**Collection entries:**
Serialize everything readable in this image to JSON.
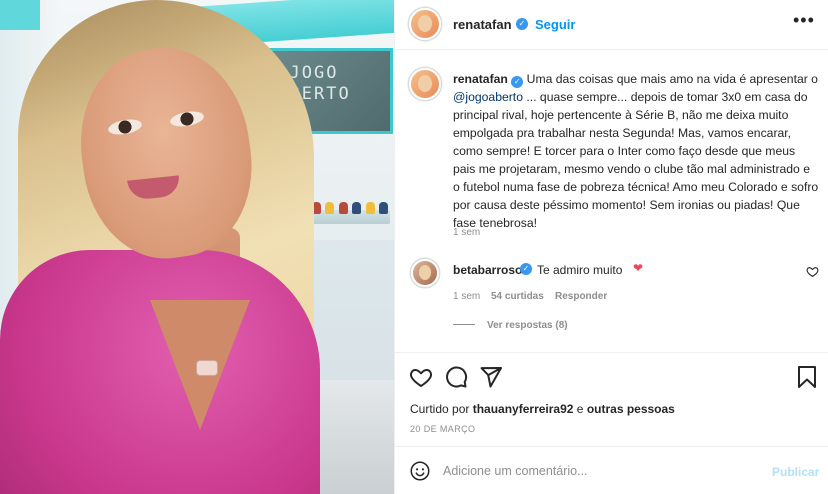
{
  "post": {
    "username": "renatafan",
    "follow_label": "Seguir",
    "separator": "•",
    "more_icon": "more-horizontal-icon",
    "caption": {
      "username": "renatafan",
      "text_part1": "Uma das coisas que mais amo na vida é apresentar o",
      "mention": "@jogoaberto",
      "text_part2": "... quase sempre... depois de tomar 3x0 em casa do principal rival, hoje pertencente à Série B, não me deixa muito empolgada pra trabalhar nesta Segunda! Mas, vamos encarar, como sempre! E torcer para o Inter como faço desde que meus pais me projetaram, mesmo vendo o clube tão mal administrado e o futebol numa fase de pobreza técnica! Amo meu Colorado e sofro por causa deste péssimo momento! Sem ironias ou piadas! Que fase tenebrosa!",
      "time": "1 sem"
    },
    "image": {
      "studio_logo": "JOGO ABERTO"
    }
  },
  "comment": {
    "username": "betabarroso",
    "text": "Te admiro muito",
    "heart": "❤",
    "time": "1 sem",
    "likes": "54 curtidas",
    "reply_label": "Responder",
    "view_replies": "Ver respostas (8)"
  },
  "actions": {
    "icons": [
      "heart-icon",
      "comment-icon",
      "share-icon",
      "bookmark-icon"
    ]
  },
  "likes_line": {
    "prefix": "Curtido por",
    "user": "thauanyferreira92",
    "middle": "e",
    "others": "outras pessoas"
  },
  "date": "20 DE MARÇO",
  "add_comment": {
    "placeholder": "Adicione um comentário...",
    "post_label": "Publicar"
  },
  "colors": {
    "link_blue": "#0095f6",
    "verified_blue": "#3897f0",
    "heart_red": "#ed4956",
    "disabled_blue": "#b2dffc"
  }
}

**Stated goal:** Give the entries again without a single change, but with no pictures.

**Answer to the exercise:**
Serialize everything readable in this image to JSON.
{
  "post": {
    "username": "renatafan",
    "follow_label": "Seguir",
    "separator": "•",
    "more_icon": "more-horizontal-icon",
    "caption": {
      "username": "renatafan",
      "text_part1": "Uma das coisas que mais amo na vida é apresentar o",
      "mention": "@jogoaberto",
      "text_part2": "... quase sempre... depois de tomar 3x0 em casa do principal rival, hoje pertencente à Série B, não me deixa muito empolgada pra trabalhar nesta Segunda! Mas, vamos encarar, como sempre! E torcer para o Inter como faço desde que meus pais me projetaram, mesmo vendo o clube tão mal administrado e o futebol numa fase de pobreza técnica! Amo meu Colorado e sofro por causa deste péssimo momento! Sem ironias ou piadas! Que fase tenebrosa!",
      "time": "1 sem"
    },
    "image": {
      "studio_logo": "JOGO ABERTO"
    }
  },
  "comment": {
    "username": "betabarroso",
    "text": "Te admiro muito",
    "heart": "❤",
    "time": "1 sem",
    "likes": "54 curtidas",
    "reply_label": "Responder",
    "view_replies": "Ver respostas (8)"
  },
  "actions": {
    "icons": [
      "heart-icon",
      "comment-icon",
      "share-icon",
      "bookmark-icon"
    ]
  },
  "likes_line": {
    "prefix": "Curtido por",
    "user": "thauanyferreira92",
    "middle": "e",
    "others": "outras pessoas"
  },
  "date": "20 DE MARÇO",
  "add_comment": {
    "placeholder": "Adicione um comentário...",
    "post_label": "Publicar"
  },
  "colors": {
    "link_blue": "#0095f6",
    "verified_blue": "#3897f0",
    "heart_red": "#ed4956",
    "disabled_blue": "#b2dffc"
  }
}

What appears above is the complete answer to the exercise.